Dataset entries:
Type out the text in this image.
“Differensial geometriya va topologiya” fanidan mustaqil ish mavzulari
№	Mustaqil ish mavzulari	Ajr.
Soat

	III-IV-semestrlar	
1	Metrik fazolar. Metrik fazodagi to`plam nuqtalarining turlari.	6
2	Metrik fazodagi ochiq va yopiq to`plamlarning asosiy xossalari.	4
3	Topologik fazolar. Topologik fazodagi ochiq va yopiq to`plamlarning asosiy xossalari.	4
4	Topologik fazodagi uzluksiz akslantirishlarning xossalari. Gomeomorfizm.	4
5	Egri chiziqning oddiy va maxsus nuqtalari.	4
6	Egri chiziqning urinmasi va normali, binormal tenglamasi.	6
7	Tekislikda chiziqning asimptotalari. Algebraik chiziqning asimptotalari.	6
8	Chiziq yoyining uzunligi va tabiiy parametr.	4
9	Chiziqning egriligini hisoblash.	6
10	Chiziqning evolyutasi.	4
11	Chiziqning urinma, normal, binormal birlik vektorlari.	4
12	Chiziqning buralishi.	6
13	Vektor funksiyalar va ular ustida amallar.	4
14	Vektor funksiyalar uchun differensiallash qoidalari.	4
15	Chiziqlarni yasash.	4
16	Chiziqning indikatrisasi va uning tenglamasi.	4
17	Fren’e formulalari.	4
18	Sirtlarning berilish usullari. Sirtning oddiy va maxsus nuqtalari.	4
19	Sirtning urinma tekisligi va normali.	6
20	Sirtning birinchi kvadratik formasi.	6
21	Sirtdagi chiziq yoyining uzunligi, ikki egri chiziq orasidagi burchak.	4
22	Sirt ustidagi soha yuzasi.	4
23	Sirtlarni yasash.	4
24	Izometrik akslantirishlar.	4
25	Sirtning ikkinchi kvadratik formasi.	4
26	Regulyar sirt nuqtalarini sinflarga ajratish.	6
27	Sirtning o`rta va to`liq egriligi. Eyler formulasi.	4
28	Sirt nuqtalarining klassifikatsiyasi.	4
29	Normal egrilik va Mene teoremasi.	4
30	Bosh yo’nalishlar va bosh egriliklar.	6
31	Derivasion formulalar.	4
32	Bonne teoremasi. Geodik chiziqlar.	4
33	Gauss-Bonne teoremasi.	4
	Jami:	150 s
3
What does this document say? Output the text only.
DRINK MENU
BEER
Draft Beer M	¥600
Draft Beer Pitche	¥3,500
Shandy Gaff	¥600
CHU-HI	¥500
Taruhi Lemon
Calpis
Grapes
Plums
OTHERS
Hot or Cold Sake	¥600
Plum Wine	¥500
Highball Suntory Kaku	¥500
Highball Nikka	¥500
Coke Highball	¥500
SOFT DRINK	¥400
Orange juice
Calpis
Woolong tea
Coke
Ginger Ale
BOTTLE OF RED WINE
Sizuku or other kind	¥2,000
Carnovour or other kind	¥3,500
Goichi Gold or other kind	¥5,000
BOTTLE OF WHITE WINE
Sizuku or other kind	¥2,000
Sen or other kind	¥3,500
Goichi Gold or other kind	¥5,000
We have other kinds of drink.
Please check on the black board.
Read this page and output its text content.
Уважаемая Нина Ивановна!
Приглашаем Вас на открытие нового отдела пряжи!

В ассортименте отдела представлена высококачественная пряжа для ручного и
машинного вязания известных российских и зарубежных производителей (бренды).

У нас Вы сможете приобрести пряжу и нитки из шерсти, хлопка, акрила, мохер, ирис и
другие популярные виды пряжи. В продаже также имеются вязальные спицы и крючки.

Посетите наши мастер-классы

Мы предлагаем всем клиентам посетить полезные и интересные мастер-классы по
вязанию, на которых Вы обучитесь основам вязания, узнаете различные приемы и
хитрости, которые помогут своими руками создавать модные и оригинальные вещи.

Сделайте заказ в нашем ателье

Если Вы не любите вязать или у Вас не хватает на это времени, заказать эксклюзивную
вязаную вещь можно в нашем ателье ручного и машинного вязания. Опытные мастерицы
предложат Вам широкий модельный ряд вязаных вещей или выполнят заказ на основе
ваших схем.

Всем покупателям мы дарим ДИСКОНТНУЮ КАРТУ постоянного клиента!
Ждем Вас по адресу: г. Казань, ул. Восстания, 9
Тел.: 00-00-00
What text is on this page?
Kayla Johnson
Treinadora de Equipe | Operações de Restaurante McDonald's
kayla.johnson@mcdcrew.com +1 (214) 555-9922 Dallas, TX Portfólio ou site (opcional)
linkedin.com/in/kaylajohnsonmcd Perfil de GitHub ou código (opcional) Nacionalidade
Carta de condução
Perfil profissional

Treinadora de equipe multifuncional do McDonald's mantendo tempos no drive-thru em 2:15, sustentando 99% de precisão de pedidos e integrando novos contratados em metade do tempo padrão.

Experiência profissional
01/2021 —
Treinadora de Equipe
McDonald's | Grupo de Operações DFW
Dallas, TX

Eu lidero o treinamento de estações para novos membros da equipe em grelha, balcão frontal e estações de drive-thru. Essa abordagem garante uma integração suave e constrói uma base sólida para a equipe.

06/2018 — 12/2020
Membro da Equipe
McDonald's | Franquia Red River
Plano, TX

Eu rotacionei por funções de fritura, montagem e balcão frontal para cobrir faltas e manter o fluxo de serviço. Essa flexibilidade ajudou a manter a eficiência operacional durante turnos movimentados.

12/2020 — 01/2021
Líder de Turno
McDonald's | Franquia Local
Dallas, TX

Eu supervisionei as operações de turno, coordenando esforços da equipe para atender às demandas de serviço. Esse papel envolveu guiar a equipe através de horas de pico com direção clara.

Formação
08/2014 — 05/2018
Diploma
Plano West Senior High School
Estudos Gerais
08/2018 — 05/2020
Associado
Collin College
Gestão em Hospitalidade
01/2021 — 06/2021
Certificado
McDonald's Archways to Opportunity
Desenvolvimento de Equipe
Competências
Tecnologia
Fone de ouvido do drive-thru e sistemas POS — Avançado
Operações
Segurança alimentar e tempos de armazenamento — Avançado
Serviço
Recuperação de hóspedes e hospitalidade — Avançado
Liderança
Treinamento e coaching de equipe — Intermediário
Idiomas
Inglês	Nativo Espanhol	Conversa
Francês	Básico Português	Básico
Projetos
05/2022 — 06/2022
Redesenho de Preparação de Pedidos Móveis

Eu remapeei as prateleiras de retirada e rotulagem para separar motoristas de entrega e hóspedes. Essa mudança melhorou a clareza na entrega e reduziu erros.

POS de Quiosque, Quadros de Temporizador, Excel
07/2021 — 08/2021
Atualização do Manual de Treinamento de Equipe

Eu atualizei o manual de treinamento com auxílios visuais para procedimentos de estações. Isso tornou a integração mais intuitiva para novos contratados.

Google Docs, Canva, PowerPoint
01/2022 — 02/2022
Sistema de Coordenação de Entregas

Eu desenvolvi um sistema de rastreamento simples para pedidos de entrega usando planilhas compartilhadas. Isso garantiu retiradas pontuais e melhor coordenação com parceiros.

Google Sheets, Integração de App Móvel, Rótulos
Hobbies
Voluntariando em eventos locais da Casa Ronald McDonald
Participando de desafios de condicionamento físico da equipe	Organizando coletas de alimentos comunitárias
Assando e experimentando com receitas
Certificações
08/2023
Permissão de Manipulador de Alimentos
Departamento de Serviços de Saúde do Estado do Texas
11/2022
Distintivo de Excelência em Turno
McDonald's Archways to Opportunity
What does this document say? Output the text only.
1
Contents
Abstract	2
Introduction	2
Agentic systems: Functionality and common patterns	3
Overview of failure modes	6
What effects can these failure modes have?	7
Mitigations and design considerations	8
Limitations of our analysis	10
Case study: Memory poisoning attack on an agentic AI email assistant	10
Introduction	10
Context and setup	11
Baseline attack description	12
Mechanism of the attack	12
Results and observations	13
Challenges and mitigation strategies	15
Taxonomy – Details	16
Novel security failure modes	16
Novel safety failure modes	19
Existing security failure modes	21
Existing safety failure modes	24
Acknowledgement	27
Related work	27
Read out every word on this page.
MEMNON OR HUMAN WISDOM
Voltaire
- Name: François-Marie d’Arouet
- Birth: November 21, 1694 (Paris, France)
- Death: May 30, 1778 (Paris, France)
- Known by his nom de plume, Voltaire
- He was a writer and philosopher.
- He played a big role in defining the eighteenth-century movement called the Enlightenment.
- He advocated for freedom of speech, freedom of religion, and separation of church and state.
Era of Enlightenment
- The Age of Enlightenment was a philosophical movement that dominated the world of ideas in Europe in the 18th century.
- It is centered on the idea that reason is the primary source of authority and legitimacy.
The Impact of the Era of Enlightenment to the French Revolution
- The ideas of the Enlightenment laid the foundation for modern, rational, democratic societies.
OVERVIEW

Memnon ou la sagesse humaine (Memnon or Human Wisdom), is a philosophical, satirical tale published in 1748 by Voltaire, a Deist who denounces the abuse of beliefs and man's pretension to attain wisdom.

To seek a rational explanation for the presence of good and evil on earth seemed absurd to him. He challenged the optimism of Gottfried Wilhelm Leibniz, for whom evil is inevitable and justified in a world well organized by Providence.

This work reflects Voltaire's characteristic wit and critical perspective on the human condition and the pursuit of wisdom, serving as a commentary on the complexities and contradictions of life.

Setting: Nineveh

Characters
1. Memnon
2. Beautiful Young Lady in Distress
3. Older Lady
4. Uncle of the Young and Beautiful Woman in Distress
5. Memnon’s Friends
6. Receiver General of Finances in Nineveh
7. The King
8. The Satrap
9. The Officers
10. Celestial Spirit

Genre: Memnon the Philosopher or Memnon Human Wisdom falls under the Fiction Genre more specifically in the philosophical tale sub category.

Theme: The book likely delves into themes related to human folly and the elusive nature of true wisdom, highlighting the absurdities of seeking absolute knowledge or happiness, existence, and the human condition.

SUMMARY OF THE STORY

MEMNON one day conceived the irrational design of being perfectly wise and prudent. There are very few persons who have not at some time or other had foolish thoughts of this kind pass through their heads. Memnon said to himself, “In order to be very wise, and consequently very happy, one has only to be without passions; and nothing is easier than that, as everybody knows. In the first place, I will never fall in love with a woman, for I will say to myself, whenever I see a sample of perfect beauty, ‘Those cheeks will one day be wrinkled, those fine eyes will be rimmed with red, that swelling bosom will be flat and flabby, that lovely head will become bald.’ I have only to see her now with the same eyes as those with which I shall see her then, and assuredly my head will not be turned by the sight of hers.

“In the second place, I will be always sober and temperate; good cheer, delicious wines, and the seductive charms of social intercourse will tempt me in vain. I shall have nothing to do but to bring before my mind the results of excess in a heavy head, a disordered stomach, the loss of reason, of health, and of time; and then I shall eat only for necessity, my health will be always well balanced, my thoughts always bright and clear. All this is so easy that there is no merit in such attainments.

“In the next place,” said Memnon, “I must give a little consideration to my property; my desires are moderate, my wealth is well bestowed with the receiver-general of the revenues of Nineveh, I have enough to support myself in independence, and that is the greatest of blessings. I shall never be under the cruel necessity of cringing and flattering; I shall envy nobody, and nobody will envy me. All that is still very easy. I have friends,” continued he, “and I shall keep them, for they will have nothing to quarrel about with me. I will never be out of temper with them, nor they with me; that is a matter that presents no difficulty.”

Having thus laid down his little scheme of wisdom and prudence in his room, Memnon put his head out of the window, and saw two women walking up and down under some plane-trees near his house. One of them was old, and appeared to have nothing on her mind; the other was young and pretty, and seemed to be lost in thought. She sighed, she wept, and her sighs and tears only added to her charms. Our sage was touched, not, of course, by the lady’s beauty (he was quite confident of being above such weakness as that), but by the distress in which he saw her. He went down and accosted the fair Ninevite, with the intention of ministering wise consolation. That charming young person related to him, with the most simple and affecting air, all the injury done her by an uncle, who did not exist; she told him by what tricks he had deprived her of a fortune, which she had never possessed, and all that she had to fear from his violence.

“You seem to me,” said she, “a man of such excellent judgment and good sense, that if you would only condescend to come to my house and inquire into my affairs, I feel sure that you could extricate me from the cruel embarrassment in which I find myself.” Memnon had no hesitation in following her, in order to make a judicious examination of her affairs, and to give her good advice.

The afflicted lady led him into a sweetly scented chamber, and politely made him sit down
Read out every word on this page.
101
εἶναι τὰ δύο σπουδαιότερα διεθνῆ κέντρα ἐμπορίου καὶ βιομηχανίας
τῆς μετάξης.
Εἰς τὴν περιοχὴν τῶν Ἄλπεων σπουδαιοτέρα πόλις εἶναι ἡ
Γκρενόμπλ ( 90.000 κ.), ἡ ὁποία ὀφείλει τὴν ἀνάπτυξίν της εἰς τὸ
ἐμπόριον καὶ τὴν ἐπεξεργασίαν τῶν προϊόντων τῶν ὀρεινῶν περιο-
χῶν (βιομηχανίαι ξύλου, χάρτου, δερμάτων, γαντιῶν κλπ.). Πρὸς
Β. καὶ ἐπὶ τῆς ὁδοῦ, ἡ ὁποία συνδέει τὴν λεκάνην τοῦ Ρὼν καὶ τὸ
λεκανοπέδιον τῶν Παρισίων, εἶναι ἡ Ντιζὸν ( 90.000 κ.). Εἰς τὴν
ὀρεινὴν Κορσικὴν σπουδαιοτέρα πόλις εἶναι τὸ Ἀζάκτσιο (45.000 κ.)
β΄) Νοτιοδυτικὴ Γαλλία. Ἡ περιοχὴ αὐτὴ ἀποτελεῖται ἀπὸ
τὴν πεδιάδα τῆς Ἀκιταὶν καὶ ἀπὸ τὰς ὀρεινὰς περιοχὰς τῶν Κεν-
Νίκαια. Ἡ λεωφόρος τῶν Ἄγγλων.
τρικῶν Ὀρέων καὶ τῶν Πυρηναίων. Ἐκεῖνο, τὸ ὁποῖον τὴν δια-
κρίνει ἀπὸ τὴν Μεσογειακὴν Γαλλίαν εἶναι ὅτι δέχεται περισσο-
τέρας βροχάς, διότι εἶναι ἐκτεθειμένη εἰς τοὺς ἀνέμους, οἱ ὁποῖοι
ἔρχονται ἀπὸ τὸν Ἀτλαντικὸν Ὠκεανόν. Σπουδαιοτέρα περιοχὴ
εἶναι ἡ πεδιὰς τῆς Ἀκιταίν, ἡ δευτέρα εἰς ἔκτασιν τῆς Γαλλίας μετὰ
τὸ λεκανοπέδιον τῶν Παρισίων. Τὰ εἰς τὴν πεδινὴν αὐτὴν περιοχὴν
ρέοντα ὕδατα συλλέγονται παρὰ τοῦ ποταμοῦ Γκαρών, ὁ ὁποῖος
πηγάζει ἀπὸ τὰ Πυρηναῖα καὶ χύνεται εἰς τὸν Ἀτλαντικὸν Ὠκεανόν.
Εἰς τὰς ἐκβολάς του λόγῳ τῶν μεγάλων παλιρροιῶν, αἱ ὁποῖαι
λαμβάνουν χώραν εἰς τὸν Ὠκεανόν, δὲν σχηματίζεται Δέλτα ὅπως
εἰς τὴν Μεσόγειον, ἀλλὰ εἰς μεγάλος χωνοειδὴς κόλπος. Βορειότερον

* **INSTRUCTION**
What is the number of lines in the listing that include the word "safety"? Give that number and nothing else.

* **ANSWER TO THIS EXERCISE**
2